• _MATERIAL FOR THIS TASK_
################

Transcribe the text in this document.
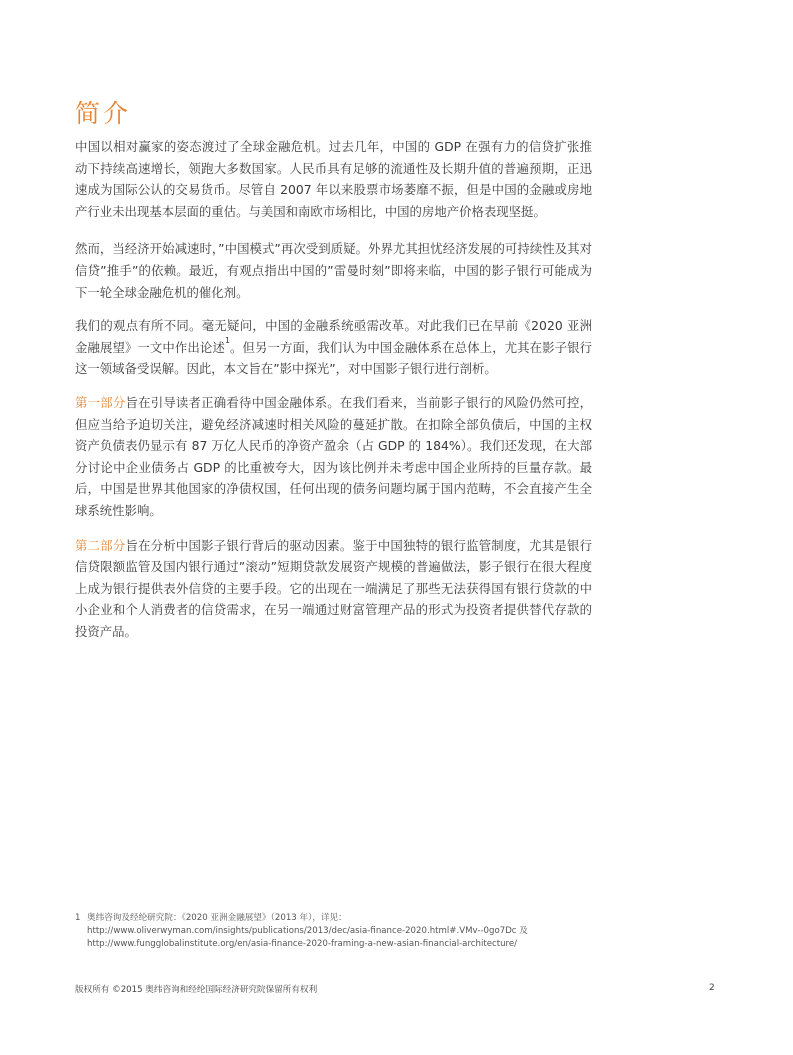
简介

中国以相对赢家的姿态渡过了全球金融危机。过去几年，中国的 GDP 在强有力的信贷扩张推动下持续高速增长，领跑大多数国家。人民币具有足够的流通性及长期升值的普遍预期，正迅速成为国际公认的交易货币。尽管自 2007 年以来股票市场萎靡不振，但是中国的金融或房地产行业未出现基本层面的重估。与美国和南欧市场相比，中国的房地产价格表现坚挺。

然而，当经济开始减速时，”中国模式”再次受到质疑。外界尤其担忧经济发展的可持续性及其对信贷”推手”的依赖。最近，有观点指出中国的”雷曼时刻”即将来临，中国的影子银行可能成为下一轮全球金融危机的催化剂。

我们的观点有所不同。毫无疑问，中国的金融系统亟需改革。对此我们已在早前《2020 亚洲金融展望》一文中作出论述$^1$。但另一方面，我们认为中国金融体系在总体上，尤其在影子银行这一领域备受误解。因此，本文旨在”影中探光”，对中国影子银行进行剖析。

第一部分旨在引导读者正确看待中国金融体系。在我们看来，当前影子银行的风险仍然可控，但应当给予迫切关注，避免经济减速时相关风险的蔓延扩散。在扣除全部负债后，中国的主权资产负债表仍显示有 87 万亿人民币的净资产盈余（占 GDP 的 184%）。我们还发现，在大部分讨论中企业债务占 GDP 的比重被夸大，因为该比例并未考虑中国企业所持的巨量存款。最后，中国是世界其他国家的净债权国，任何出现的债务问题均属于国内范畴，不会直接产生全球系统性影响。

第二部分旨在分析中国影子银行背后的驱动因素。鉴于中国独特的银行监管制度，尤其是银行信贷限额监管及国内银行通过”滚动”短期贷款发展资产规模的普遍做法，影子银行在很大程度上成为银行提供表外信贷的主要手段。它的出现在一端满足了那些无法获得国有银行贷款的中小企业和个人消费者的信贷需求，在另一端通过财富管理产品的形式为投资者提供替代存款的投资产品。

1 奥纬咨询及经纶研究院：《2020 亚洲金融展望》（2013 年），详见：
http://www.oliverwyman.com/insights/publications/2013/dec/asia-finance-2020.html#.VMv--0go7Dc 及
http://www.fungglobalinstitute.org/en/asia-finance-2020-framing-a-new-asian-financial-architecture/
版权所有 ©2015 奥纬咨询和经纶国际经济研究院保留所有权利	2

################

Find the word "亚洲金融展望" in the material, then list each line that holds it.

我们的观点有所不同。毫无疑问，中国的金融系统亟需改革。对此我们已在早前《2020 亚洲金融展望》一文中作出论述$^1$。但另一方面，我们认为中国金融体系在总体上，尤其在影子银行这一领域备受误解。因此，本文旨在”影中探光”，对中国影子银行进行剖析。
1 奥纬咨询及经纶研究院：《2020 亚洲金融展望》（2013 年），详见：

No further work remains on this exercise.